[The records]
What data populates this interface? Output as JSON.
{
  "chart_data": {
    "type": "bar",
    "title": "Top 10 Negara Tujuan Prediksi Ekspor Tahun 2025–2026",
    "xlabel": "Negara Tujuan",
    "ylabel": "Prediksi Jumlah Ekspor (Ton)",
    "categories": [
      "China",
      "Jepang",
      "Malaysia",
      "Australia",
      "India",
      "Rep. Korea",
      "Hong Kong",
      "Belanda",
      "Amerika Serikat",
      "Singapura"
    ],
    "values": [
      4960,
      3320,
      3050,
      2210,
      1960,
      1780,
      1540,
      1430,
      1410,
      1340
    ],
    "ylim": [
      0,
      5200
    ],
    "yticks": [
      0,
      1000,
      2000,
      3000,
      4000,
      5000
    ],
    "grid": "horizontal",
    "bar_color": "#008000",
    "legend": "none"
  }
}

[What to work on]
Every line of the data above should be copied exactly.

[Response to this task]
What data populates this interface? Output as JSON.
{
  "chart_data": {
    "type": "bar",
    "title": "Top 10 Negara Tujuan Prediksi Ekspor Tahun 2025–2026",
    "xlabel": "Negara Tujuan",
    "ylabel": "Prediksi Jumlah Ekspor (Ton)",
    "categories": [
      "China",
      "Jepang",
      "Malaysia",
      "Australia",
      "India",
      "Rep. Korea",
      "Hong Kong",
      "Belanda",
      "Amerika Serikat",
      "Singapura"
    ],
    "values": [
      4960,
      3320,
      3050,
      2210,
      1960,
      1780,
      1540,
      1430,
      1410,
      1340
    ],
    "ylim": [
      0,
      5200
    ],
    "yticks": [
      0,
      1000,
      2000,
      3000,
      4000,
      5000
    ],
    "grid": "horizontal",
    "bar_color": "#008000",
    "legend": "none"
  }
}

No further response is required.